_RECORDS TO PROCESS:_
■ ■ ■ ■ ■ ■ ■

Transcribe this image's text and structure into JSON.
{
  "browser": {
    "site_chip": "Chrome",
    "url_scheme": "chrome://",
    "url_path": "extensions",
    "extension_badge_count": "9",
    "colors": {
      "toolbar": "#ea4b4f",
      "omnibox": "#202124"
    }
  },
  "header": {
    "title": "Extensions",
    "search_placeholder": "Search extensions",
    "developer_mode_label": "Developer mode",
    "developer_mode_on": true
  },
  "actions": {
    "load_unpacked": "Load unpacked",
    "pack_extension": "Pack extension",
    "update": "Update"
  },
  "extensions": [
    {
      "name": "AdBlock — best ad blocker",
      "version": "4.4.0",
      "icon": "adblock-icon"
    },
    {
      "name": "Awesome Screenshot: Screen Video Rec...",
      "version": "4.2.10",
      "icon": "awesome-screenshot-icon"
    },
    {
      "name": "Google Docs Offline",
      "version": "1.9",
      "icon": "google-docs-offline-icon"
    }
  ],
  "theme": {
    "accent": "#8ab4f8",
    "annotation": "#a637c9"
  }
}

■ ■ ■ ■ ■ ■ ■

_AIM OF THE EXERCISE:_ Emit the full listing verbatim.

_RESPONSE FOR THIS EXERCISE:_
Transcribe this image's text and structure into JSON.
{
  "browser": {
    "site_chip": "Chrome",
    "url_scheme": "chrome://",
    "url_path": "extensions",
    "extension_badge_count": "9",
    "colors": {
      "toolbar": "#ea4b4f",
      "omnibox": "#202124"
    }
  },
  "header": {
    "title": "Extensions",
    "search_placeholder": "Search extensions",
    "developer_mode_label": "Developer mode",
    "developer_mode_on": true
  },
  "actions": {
    "load_unpacked": "Load unpacked",
    "pack_extension": "Pack extension",
    "update": "Update"
  },
  "extensions": [
    {
      "name": "AdBlock — best ad blocker",
      "version": "4.4.0",
      "icon": "adblock-icon"
    },
    {
      "name": "Awesome Screenshot: Screen Video Rec...",
      "version": "4.2.10",
      "icon": "awesome-screenshot-icon"
    },
    {
      "name": "Google Docs Offline",
      "version": "1.9",
      "icon": "google-docs-offline-icon"
    }
  ],
  "theme": {
    "accent": "#8ab4f8",
    "annotation": "#a637c9"
  }
}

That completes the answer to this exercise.